= Stated goal =
Pictures aside, quote the whole listing exactly.

= Dataset excerpts =

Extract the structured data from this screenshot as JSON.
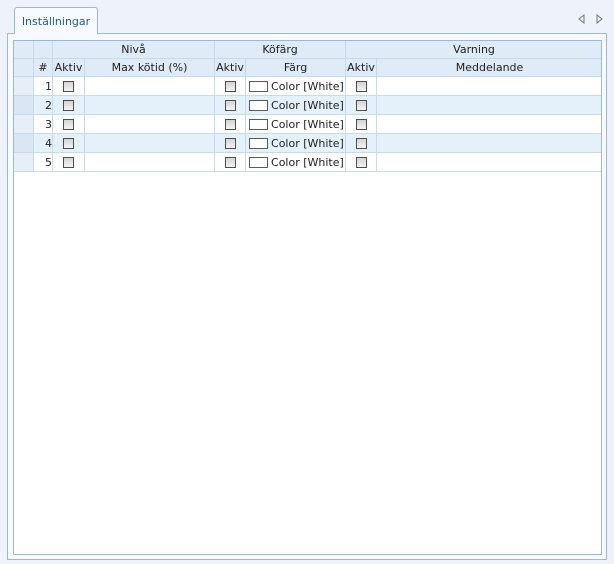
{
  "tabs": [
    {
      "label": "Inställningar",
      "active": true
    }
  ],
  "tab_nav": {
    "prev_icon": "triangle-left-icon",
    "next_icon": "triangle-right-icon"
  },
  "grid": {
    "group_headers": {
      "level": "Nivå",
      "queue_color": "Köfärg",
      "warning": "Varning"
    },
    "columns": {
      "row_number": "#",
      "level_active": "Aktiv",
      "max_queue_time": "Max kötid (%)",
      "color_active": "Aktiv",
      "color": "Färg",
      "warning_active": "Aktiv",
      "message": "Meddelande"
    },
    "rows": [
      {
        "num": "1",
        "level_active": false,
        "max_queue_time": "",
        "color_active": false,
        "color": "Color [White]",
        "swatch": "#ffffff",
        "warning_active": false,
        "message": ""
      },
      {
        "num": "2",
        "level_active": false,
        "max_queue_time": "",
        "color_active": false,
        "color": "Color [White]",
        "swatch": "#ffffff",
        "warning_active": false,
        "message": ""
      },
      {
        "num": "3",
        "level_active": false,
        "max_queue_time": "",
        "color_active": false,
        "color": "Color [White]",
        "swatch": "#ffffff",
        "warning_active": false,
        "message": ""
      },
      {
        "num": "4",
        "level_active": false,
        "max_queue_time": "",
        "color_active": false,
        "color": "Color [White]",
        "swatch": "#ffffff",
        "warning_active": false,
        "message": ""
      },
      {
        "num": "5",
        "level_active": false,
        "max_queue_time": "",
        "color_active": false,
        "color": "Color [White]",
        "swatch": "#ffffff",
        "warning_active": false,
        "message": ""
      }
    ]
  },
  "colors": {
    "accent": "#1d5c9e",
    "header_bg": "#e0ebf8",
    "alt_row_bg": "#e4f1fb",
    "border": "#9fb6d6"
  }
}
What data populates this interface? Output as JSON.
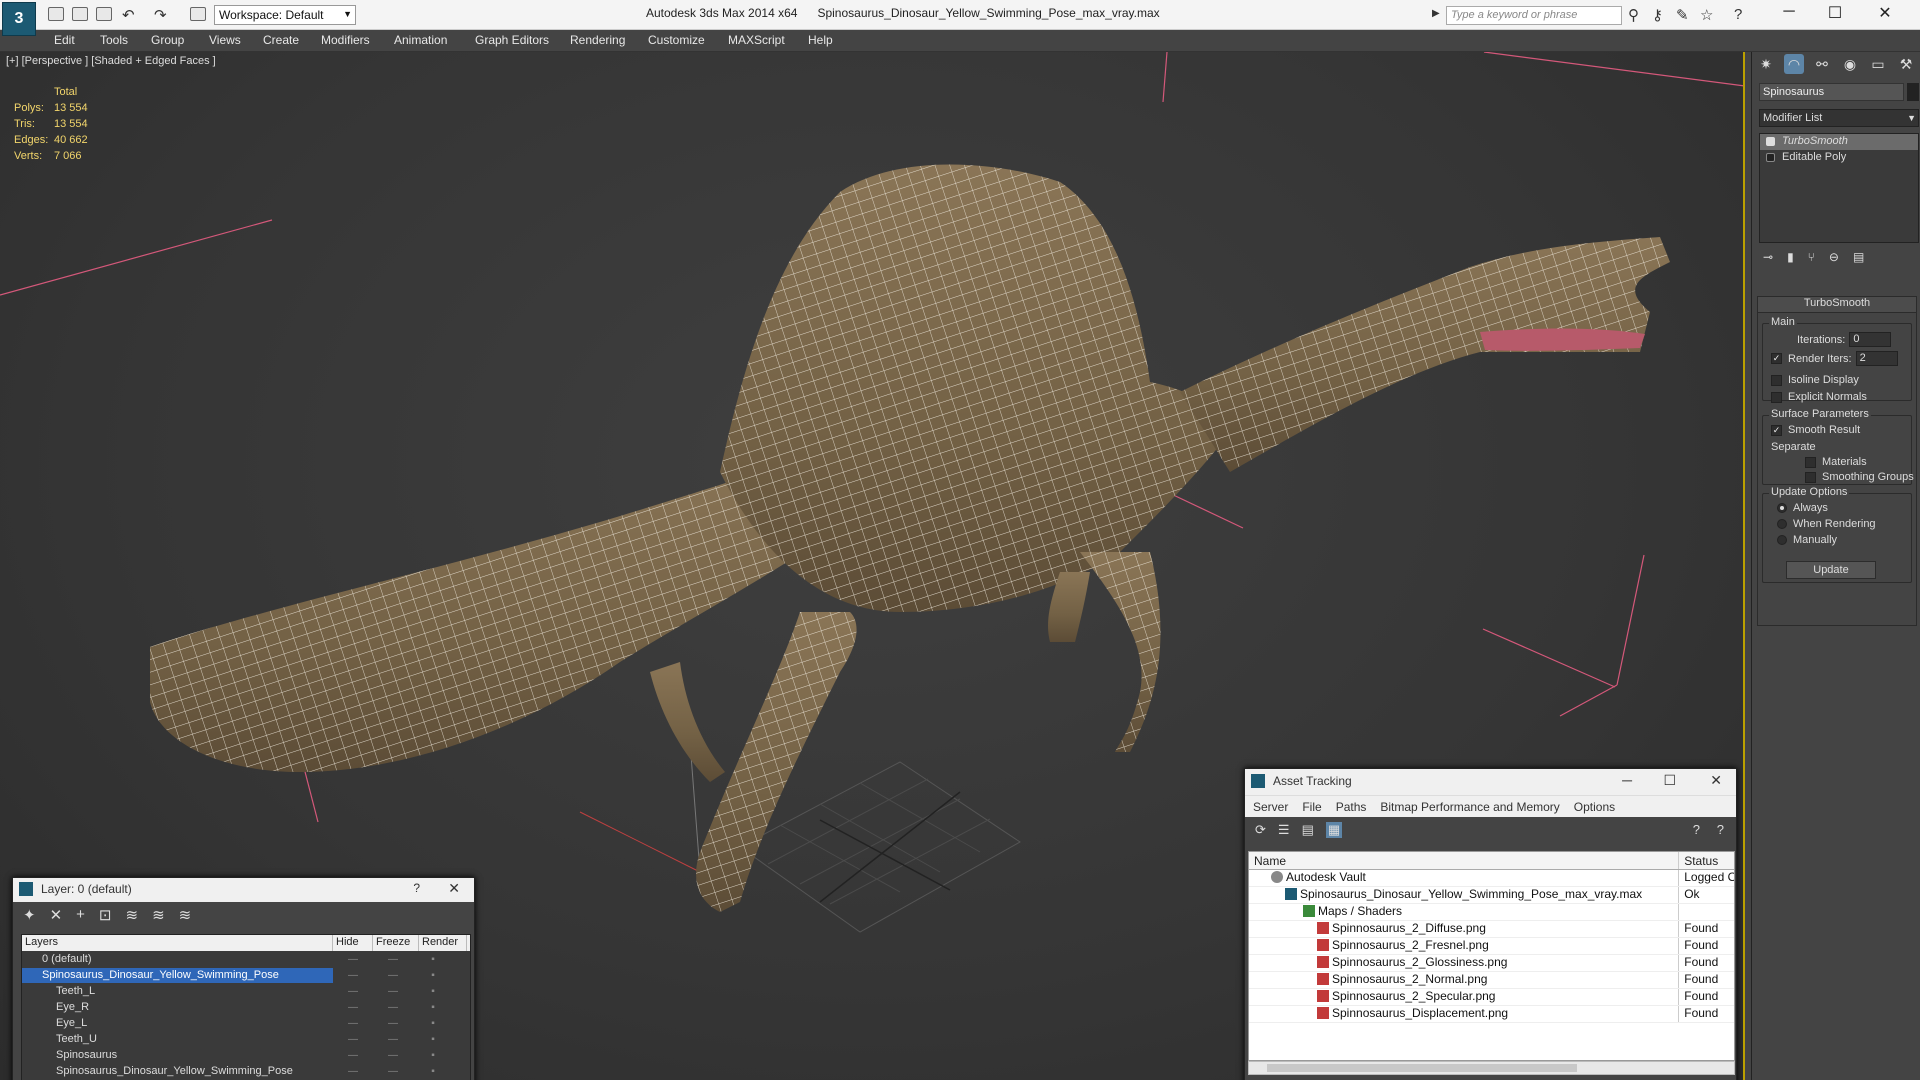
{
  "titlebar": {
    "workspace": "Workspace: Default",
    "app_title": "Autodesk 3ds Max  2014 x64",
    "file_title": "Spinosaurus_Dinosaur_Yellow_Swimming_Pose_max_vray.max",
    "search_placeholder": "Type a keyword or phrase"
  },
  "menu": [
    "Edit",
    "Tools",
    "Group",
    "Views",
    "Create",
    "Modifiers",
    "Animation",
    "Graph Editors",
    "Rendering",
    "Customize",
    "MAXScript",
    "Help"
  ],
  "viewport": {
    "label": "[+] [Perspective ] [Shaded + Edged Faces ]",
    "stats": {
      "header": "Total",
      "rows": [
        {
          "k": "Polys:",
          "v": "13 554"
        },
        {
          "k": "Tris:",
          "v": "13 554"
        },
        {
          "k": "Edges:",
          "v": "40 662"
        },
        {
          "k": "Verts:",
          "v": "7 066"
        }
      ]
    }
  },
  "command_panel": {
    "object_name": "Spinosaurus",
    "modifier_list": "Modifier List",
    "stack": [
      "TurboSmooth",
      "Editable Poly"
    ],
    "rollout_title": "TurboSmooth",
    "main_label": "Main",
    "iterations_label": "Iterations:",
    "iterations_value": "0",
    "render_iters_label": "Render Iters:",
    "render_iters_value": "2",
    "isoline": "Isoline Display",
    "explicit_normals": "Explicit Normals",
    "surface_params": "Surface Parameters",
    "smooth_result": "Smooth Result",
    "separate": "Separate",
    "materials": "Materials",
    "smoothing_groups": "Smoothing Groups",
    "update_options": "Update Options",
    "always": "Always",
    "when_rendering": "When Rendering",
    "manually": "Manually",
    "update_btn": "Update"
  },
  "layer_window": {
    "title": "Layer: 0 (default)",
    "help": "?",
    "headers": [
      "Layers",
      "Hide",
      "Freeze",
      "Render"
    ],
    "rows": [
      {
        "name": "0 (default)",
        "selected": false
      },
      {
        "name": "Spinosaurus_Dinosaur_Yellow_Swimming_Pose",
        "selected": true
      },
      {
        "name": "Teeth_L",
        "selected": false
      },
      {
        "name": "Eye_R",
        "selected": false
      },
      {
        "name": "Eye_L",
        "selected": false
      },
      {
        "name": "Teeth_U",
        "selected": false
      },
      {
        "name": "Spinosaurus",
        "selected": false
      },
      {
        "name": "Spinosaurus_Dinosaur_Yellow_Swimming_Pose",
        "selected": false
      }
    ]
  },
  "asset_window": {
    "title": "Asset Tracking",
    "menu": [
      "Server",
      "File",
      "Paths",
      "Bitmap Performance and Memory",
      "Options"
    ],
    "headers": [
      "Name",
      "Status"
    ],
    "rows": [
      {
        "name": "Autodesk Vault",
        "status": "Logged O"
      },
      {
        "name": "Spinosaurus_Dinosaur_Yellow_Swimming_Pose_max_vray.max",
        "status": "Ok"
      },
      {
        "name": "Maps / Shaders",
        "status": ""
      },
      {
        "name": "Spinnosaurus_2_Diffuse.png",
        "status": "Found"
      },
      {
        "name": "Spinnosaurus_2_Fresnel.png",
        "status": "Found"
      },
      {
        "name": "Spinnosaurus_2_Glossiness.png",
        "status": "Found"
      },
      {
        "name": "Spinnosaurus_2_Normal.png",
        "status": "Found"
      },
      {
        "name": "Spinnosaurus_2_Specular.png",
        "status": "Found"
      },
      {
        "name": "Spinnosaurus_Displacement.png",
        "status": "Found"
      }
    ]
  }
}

= The completed task =
Extract the structured data from this screenshot as JSON.
{
  "tabs": [
    {
      "label": "Inställningar",
      "active": true
    }
  ],
  "tab_nav": {
    "prev_icon": "triangle-left-icon",
    "next_icon": "triangle-right-icon"
  },
  "grid": {
    "group_headers": {
      "level": "Nivå",
      "queue_color": "Köfärg",
      "warning": "Varning"
    },
    "columns": {
      "row_number": "#",
      "level_active": "Aktiv",
      "max_queue_time": "Max kötid (%)",
      "color_active": "Aktiv",
      "color": "Färg",
      "warning_active": "Aktiv",
      "message": "Meddelande"
    },
    "rows": [
      {
        "num": "1",
        "level_active": false,
        "max_queue_time": "",
        "color_active": false,
        "color": "Color [White]",
        "swatch": "#ffffff",
        "warning_active": false,
        "message": ""
      },
      {
        "num": "2",
        "level_active": false,
        "max_queue_time": "",
        "color_active": false,
        "color": "Color [White]",
        "swatch": "#ffffff",
        "warning_active": false,
        "message": ""
      },
      {
        "num": "3",
        "level_active": false,
        "max_queue_time": "",
        "color_active": false,
        "color": "Color [White]",
        "swatch": "#ffffff",
        "warning_active": false,
        "message": ""
      },
      {
        "num": "4",
        "level_active": false,
        "max_queue_time": "",
        "color_active": false,
        "color": "Color [White]",
        "swatch": "#ffffff",
        "warning_active": false,
        "message": ""
      },
      {
        "num": "5",
        "level_active": false,
        "max_queue_time": "",
        "color_active": false,
        "color": "Color [White]",
        "swatch": "#ffffff",
        "warning_active": false,
        "message": ""
      }
    ]
  },
  "colors": {
    "accent": "#1d5c9e",
    "header_bg": "#e0ebf8",
    "alt_row_bg": "#e4f1fb",
    "border": "#9fb6d6"
  }
}
What data populates this interface? Output as JSON.
{
  "titlebar": {
    "workspace": "Workspace: Default",
    "app_title": "Autodesk 3ds Max  2014 x64",
    "file_title": "Spinosaurus_Dinosaur_Yellow_Swimming_Pose_max_vray.max",
    "search_placeholder": "Type a keyword or phrase"
  },
  "menu": [
    "Edit",
    "Tools",
    "Group",
    "Views",
    "Create",
    "Modifiers",
    "Animation",
    "Graph Editors",
    "Rendering",
    "Customize",
    "MAXScript",
    "Help"
  ],
  "viewport": {
    "label": "[+] [Perspective ] [Shaded + Edged Faces ]",
    "stats": {
      "header": "Total",
      "rows": [
        {
          "k": "Polys:",
          "v": "13 554"
        },
        {
          "k": "Tris:",
          "v": "13 554"
        },
        {
          "k": "Edges:",
          "v": "40 662"
        },
        {
          "k": "Verts:",
          "v": "7 066"
        }
      ]
    }
  },
  "command_panel": {
    "object_name": "Spinosaurus",
    "modifier_list": "Modifier List",
    "stack": [
      "TurboSmooth",
      "Editable Poly"
    ],
    "rollout_title": "TurboSmooth",
    "main_label": "Main",
    "iterations_label": "Iterations:",
    "iterations_value": "0",
    "render_iters_label": "Render Iters:",
    "render_iters_value": "2",
    "isoline": "Isoline Display",
    "explicit_normals": "Explicit Normals",
    "surface_params": "Surface Parameters",
    "smooth_result": "Smooth Result",
    "separate": "Separate",
    "materials": "Materials",
    "smoothing_groups": "Smoothing Groups",
    "update_options": "Update Options",
    "always": "Always",
    "when_rendering": "When Rendering",
    "manually": "Manually",
    "update_btn": "Update"
  },
  "layer_window": {
    "title": "Layer: 0 (default)",
    "help": "?",
    "headers": [
      "Layers",
      "Hide",
      "Freeze",
      "Render"
    ],
    "rows": [
      {
        "name": "0 (default)",
        "selected": false
      },
      {
        "name": "Spinosaurus_Dinosaur_Yellow_Swimming_Pose",
        "selected": true
      },
      {
        "name": "Teeth_L",
        "selected": false
      },
      {
        "name": "Eye_R",
        "selected": false
      },
      {
        "name": "Eye_L",
        "selected": false
      },
      {
        "name": "Teeth_U",
        "selected": false
      },
      {
        "name": "Spinosaurus",
        "selected": false
      },
      {
        "name": "Spinosaurus_Dinosaur_Yellow_Swimming_Pose",
        "selected": false
      }
    ]
  },
  "asset_window": {
    "title": "Asset Tracking",
    "menu": [
      "Server",
      "File",
      "Paths",
      "Bitmap Performance and Memory",
      "Options"
    ],
    "headers": [
      "Name",
      "Status"
    ],
    "rows": [
      {
        "name": "Autodesk Vault",
        "status": "Logged O"
      },
      {
        "name": "Spinosaurus_Dinosaur_Yellow_Swimming_Pose_max_vray.max",
        "status": "Ok"
      },
      {
        "name": "Maps / Shaders",
        "status": ""
      },
      {
        "name": "Spinnosaurus_2_Diffuse.png",
        "status": "Found"
      },
      {
        "name": "Spinnosaurus_2_Fresnel.png",
        "status": "Found"
      },
      {
        "name": "Spinnosaurus_2_Glossiness.png",
        "status": "Found"
      },
      {
        "name": "Spinnosaurus_2_Normal.png",
        "status": "Found"
      },
      {
        "name": "Spinnosaurus_2_Specular.png",
        "status": "Found"
      },
      {
        "name": "Spinnosaurus_Displacement.png",
        "status": "Found"
      }
    ]
  }
}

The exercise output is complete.